--- START ---
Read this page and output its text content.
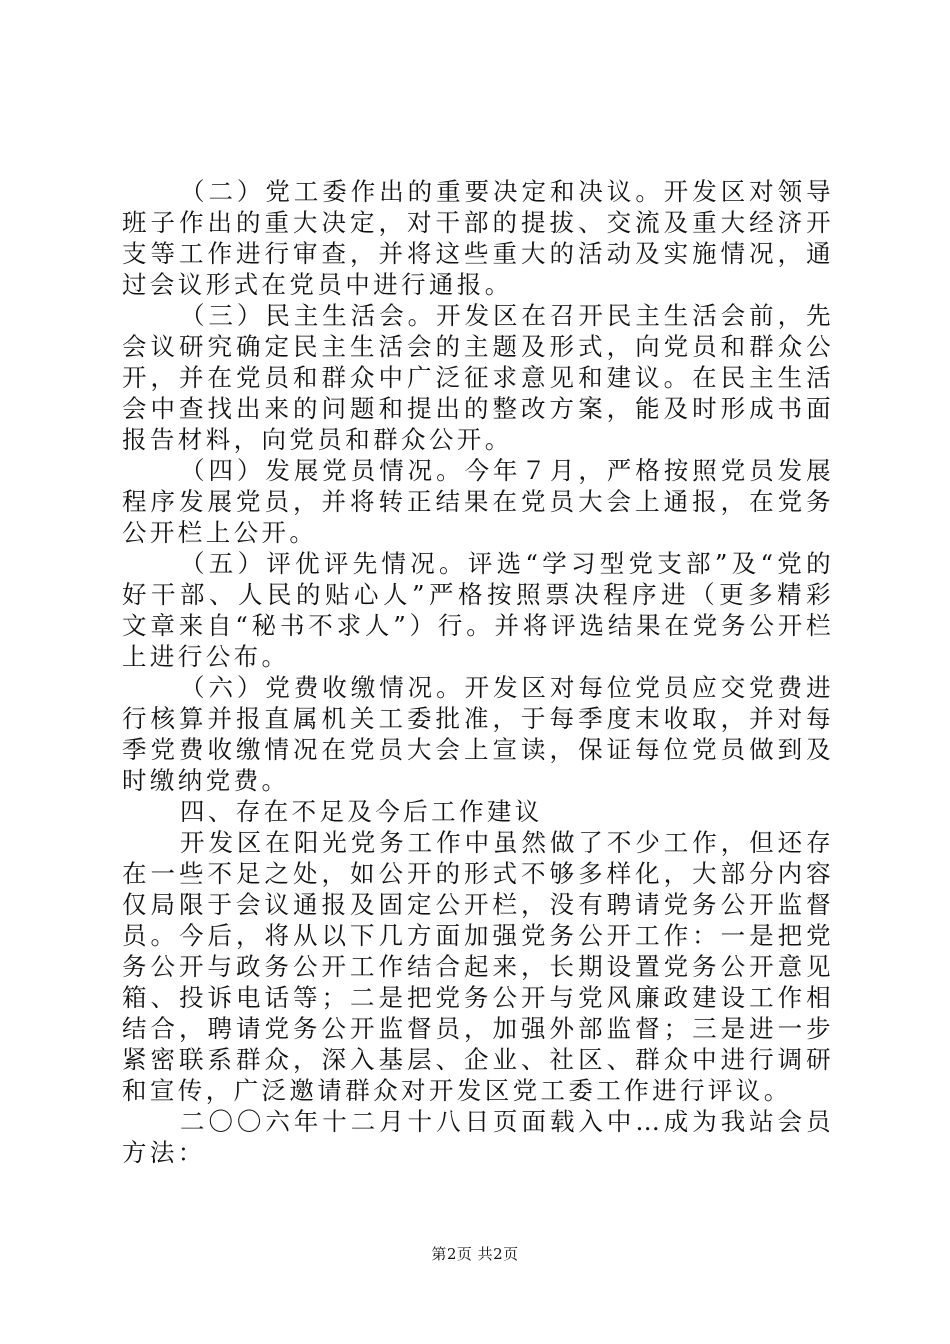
（二）党工委作出的重要决定和决议。开发区对领导班子作出的重大决定，对干部的提拔、交流及重大经济开支等工作进行审查，并将这些重大的活动及实施情况，通过会议形式在党员中进行通报。

（三）民主生活会。开发区在召开民主生活会前，先会议研究确定民主生活会的主题及形式，向党员和群众公开，并在党员和群众中广泛征求意见和建议。在民主生活会中查找出来的问题和提出的整改方案，能及时形成书面报告材料，向党员和群众公开。

（四）发展党员情况。今年７月，严格按照党员发展程序发展党员，并将转正结果在党员大会上通报，在党务公开栏上公开。

（五）评优评先情况。评选“学习型党支部”及“党的好干部、人民的贴心人”严格按照票决程序进（更多精彩文章来自“秘书不求人”）行。并将评选结果在党务公开栏上进行公布。

（六）党费收缴情况。开发区对每位党员应交党费进行核算并报直属机关工委批准，于每季度末收取，并对每季党费收缴情况在党员大会上宣读，保证每位党员做到及时缴纳党费。

四、存在不足及今后工作建议

开发区在阳光党务工作中虽然做了不少工作，但还存在一些不足之处，如公开的形式不够多样化，大部分内容仅局限于会议通报及固定公开栏，没有聘请党务公开监督员。今后，将从以下几方面加强党务公开工作：一是把党务公开与政务公开工作结合起来，长期设置党务公开意见箱、投诉电话等；二是把党务公开与党风廉政建设工作相结合，聘请党务公开监督员，加强外部监督；三是进一步紧密联系群众，深入基层、企业、社区、群众中进行调研和宣传，广泛邀请群众对开发区党工委工作进行评议。

二〇〇六年十二月十八日页面载入中…成为我站会员方法：

第2页 共2页
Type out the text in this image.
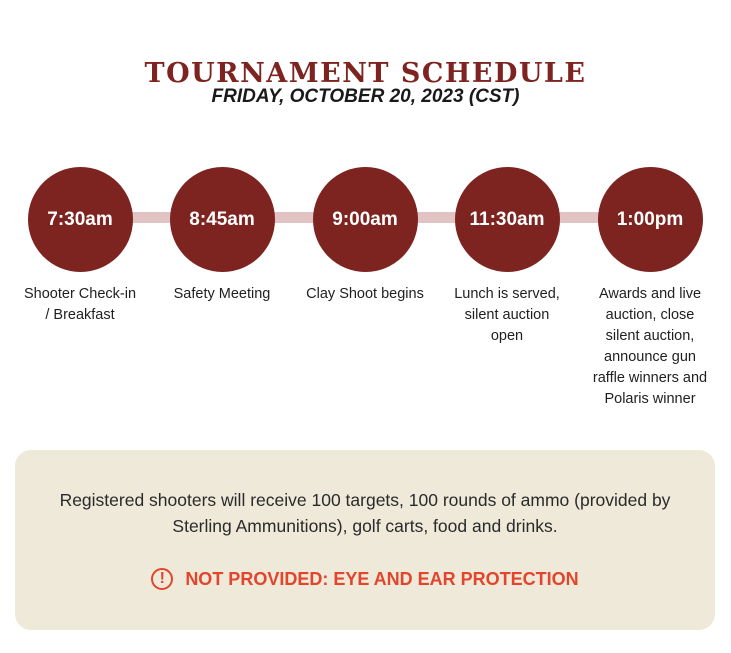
TOURNAMENT SCHEDULE
FRIDAY, OCTOBER 20, 2023 (CST)
7:30am
Shooter Check-in / Breakfast
8:45am
Safety Meeting
9:00am
Clay Shoot begins
11:30am
Lunch is served, silent auction open
1:00pm
Awards and live auction, close silent auction, announce gun raffle winners and Polaris winner
Registered shooters will receive 100 targets, 100 rounds of ammo (provided by Sterling Ammunitions), golf carts, food and drinks.
!	NOT PROVIDED: EYE AND EAR PROTECTION
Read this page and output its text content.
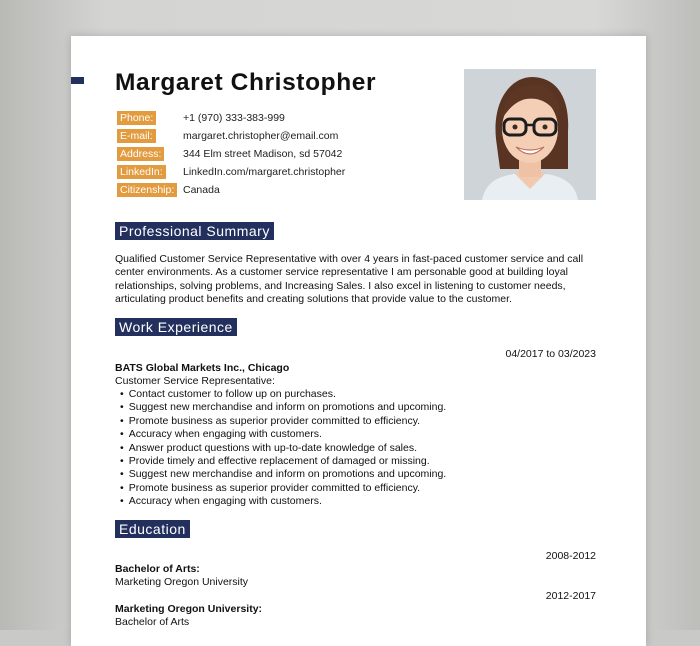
Margaret Christopher
Phone:	+1 (970) 333-383-999
E-mail:	margaret.christopher@email.com
Address: 344 Elm street Madison, sd 57042
LinkedIn: LinkedIn.com/margaret.christopher
Citizenship: Canada
Professional Summary
Qualified Customer Service Representative with over 4 years in fast-paced customer service and call center environments. As a customer service representative I am personable good at building loyal relationships, solving problems, and Increasing Sales. I also excel in listening to customer needs, articulating product benefits and creating solutions that provide value to the customer.
Work Experience
04/2017 to 03/2023
BATS Global Markets Inc., Chicago
Customer Service Representative:
• Contact customer to follow up on purchases.
• Suggest new merchandise and inform on promotions and upcoming.
• Promote business as superior provider committed to efficiency.
• Accuracy when engaging with customers.
• Answer product questions with up-to-date knowledge of sales.
• Provide timely and effective replacement of damaged or missing.
• Suggest new merchandise and inform on promotions and upcoming.
• Promote business as superior provider committed to efficiency.
• Accuracy when engaging with customers.
Education
2008-2012
Bachelor of Arts:
Marketing Oregon University
2012-2017
Marketing Oregon University:
Bachelor of Arts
--- END ---
=== Exercise ===
Repeat all of the entries word for word, but omit the pictures.

=== Task output ===
Read this page and output its text content.
（二）党工委作出的重要决定和决议。开发区对领导班子作出的重大决定，对干部的提拔、交流及重大经济开支等工作进行审查，并将这些重大的活动及实施情况，通过会议形式在党员中进行通报。

（三）民主生活会。开发区在召开民主生活会前，先会议研究确定民主生活会的主题及形式，向党员和群众公开，并在党员和群众中广泛征求意见和建议。在民主生活会中查找出来的问题和提出的整改方案，能及时形成书面报告材料，向党员和群众公开。

（四）发展党员情况。今年７月，严格按照党员发展程序发展党员，并将转正结果在党员大会上通报，在党务公开栏上公开。

（五）评优评先情况。评选“学习型党支部”及“党的好干部、人民的贴心人”严格按照票决程序进（更多精彩文章来自“秘书不求人”）行。并将评选结果在党务公开栏上进行公布。

（六）党费收缴情况。开发区对每位党员应交党费进行核算并报直属机关工委批准，于每季度末收取，并对每季党费收缴情况在党员大会上宣读，保证每位党员做到及时缴纳党费。

四、存在不足及今后工作建议

开发区在阳光党务工作中虽然做了不少工作，但还存在一些不足之处，如公开的形式不够多样化，大部分内容仅局限于会议通报及固定公开栏，没有聘请党务公开监督员。今后，将从以下几方面加强党务公开工作：一是把党务公开与政务公开工作结合起来，长期设置党务公开意见箱、投诉电话等；二是把党务公开与党风廉政建设工作相结合，聘请党务公开监督员，加强外部监督；三是进一步紧密联系群众，深入基层、企业、社区、群众中进行调研和宣传，广泛邀请群众对开发区党工委工作进行评议。

二〇〇六年十二月十八日页面载入中…成为我站会员方法：

第2页 共2页
Type out the text in this image.
TOURNAMENT SCHEDULE
FRIDAY, OCTOBER 20, 2023 (CST)
7:30am
Shooter Check-in / Breakfast
8:45am
Safety Meeting
9:00am
Clay Shoot begins
11:30am
Lunch is served, silent auction open
1:00pm
Awards and live auction, close silent auction, announce gun raffle winners and Polaris winner
Registered shooters will receive 100 targets, 100 rounds of ammo (provided by Sterling Ammunitions), golf carts, food and drinks.
!	NOT PROVIDED: EYE AND EAR PROTECTION
Read this page and output its text content.
Margaret Christopher
Phone:	+1 (970) 333-383-999
E-mail:	margaret.christopher@email.com
Address: 344 Elm street Madison, sd 57042
LinkedIn: LinkedIn.com/margaret.christopher
Citizenship: Canada
Professional Summary
Qualified Customer Service Representative with over 4 years in fast-paced customer service and call center environments. As a customer service representative I am personable good at building loyal relationships, solving problems, and Increasing Sales. I also excel in listening to customer needs, articulating product benefits and creating solutions that provide value to the customer.
Work Experience
04/2017 to 03/2023
BATS Global Markets Inc., Chicago
Customer Service Representative:
• Contact customer to follow up on purchases.
• Suggest new merchandise and inform on promotions and upcoming.
• Promote business as superior provider committed to efficiency.
• Accuracy when engaging with customers.
• Answer product questions with up-to-date knowledge of sales.
• Provide timely and effective replacement of damaged or missing.
• Suggest new merchandise and inform on promotions and upcoming.
• Promote business as superior provider committed to efficiency.
• Accuracy when engaging with customers.
Education
2008-2012
Bachelor of Arts:
Marketing Oregon University
2012-2017
Marketing Oregon University:
Bachelor of Arts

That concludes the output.